◆ EXERCISE:
Repeat the lines that follow, leaving nothing out.
-- START THE DATA --
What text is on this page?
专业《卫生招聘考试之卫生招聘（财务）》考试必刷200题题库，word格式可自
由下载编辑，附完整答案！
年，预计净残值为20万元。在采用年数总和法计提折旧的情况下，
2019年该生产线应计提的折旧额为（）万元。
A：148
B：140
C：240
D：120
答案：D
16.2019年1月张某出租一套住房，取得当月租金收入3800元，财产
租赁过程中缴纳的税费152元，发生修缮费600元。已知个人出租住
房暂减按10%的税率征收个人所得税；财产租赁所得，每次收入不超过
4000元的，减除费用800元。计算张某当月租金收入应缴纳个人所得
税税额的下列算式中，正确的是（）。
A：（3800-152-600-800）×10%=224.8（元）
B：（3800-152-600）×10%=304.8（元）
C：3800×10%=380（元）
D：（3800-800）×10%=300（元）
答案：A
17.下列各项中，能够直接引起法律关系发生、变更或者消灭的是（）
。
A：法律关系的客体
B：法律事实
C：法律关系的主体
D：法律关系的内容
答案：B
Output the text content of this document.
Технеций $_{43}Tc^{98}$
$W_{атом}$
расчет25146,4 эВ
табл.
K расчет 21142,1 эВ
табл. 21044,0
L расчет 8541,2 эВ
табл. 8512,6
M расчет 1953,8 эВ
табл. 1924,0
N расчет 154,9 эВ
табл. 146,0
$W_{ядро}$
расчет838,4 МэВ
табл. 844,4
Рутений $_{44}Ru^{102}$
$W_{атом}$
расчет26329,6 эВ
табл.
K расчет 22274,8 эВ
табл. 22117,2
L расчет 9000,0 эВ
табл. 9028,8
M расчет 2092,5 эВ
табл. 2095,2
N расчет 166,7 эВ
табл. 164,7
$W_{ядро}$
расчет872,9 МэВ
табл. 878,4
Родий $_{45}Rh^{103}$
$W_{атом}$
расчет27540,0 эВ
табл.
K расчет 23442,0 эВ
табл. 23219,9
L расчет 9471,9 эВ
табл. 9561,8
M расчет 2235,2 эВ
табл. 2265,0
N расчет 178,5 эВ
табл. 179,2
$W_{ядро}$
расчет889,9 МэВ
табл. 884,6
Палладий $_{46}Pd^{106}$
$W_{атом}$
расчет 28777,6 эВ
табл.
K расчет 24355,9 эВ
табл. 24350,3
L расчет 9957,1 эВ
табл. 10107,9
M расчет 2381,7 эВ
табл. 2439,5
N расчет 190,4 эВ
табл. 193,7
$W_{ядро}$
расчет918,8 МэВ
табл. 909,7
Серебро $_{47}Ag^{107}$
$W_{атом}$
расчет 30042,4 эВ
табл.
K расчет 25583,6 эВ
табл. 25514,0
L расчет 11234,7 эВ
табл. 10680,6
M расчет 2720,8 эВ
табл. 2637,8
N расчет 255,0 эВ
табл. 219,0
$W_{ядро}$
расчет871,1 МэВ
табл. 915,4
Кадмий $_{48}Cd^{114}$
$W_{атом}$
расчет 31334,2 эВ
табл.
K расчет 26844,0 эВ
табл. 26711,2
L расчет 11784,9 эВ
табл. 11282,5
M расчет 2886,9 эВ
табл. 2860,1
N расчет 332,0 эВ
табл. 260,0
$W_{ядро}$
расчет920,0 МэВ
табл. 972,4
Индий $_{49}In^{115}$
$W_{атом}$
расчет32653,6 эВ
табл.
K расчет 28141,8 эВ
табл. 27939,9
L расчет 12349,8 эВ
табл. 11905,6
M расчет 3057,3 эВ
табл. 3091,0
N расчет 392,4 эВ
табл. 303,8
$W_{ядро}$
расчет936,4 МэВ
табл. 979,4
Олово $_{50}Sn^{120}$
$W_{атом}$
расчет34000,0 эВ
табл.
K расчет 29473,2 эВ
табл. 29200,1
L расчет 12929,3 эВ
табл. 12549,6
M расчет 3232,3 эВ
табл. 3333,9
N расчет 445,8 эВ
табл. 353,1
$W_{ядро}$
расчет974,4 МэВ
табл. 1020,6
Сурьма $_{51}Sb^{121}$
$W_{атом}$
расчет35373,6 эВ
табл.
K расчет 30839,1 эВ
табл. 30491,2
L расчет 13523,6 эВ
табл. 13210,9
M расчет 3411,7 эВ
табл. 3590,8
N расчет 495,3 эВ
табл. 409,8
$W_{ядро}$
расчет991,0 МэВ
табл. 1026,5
-- END THE DATA --
◆ OUTPUT OF THE EXERCISE:
What text is on this page?
专业《卫生招聘考试之卫生招聘（财务）》考试必刷200题题库，word格式可自
由下载编辑，附完整答案！
年，预计净残值为20万元。在采用年数总和法计提折旧的情况下，
2019年该生产线应计提的折旧额为（）万元。
A：148
B：140
C：240
D：120
答案：D
16.2019年1月张某出租一套住房，取得当月租金收入3800元，财产
租赁过程中缴纳的税费152元，发生修缮费600元。已知个人出租住
房暂减按10%的税率征收个人所得税；财产租赁所得，每次收入不超过
4000元的，减除费用800元。计算张某当月租金收入应缴纳个人所得
税税额的下列算式中，正确的是（）。
A：（3800-152-600-800）×10%=224.8（元）
B：（3800-152-600）×10%=304.8（元）
C：3800×10%=380（元）
D：（3800-800）×10%=300（元）
答案：A
17.下列各项中，能够直接引起法律关系发生、变更或者消灭的是（）
。
A：法律关系的客体
B：法律事实
C：法律关系的主体
D：法律关系的内容
答案：B
Output the text content of this document.
Технеций $_{43}Tc^{98}$
$W_{атом}$
расчет25146,4 эВ
табл.
K расчет 21142,1 эВ
табл. 21044,0
L расчет 8541,2 эВ
табл. 8512,6
M расчет 1953,8 эВ
табл. 1924,0
N расчет 154,9 эВ
табл. 146,0
$W_{ядро}$
расчет838,4 МэВ
табл. 844,4
Рутений $_{44}Ru^{102}$
$W_{атом}$
расчет26329,6 эВ
табл.
K расчет 22274,8 эВ
табл. 22117,2
L расчет 9000,0 эВ
табл. 9028,8
M расчет 2092,5 эВ
табл. 2095,2
N расчет 166,7 эВ
табл. 164,7
$W_{ядро}$
расчет872,9 МэВ
табл. 878,4
Родий $_{45}Rh^{103}$
$W_{атом}$
расчет27540,0 эВ
табл.
K расчет 23442,0 эВ
табл. 23219,9
L расчет 9471,9 эВ
табл. 9561,8
M расчет 2235,2 эВ
табл. 2265,0
N расчет 178,5 эВ
табл. 179,2
$W_{ядро}$
расчет889,9 МэВ
табл. 884,6
Палладий $_{46}Pd^{106}$
$W_{атом}$
расчет 28777,6 эВ
табл.
K расчет 24355,9 эВ
табл. 24350,3
L расчет 9957,1 эВ
табл. 10107,9
M расчет 2381,7 эВ
табл. 2439,5
N расчет 190,4 эВ
табл. 193,7
$W_{ядро}$
расчет918,8 МэВ
табл. 909,7
Серебро $_{47}Ag^{107}$
$W_{атом}$
расчет 30042,4 эВ
табл.
K расчет 25583,6 эВ
табл. 25514,0
L расчет 11234,7 эВ
табл. 10680,6
M расчет 2720,8 эВ
табл. 2637,8
N расчет 255,0 эВ
табл. 219,0
$W_{ядро}$
расчет871,1 МэВ
табл. 915,4
Кадмий $_{48}Cd^{114}$
$W_{атом}$
расчет 31334,2 эВ
табл.
K расчет 26844,0 эВ
табл. 26711,2
L расчет 11784,9 эВ
табл. 11282,5
M расчет 2886,9 эВ
табл. 2860,1
N расчет 332,0 эВ
табл. 260,0
$W_{ядро}$
расчет920,0 МэВ
табл. 972,4
Индий $_{49}In^{115}$
$W_{атом}$
расчет32653,6 эВ
табл.
K расчет 28141,8 эВ
табл. 27939,9
L расчет 12349,8 эВ
табл. 11905,6
M расчет 3057,3 эВ
табл. 3091,0
N расчет 392,4 эВ
табл. 303,8
$W_{ядро}$
расчет936,4 МэВ
табл. 979,4
Олово $_{50}Sn^{120}$
$W_{атом}$
расчет34000,0 эВ
табл.
K расчет 29473,2 эВ
табл. 29200,1
L расчет 12929,3 эВ
табл. 12549,6
M расчет 3232,3 эВ
табл. 3333,9
N расчет 445,8 эВ
табл. 353,1
$W_{ядро}$
расчет974,4 МэВ
табл. 1020,6
Сурьма $_{51}Sb^{121}$
$W_{атом}$
расчет35373,6 эВ
табл.
K расчет 30839,1 эВ
табл. 30491,2
L расчет 13523,6 эВ
табл. 13210,9
M расчет 3411,7 эВ
табл. 3590,8
N расчет 495,3 эВ
табл. 409,8
$W_{ядро}$
расчет991,0 МэВ
табл. 1026,5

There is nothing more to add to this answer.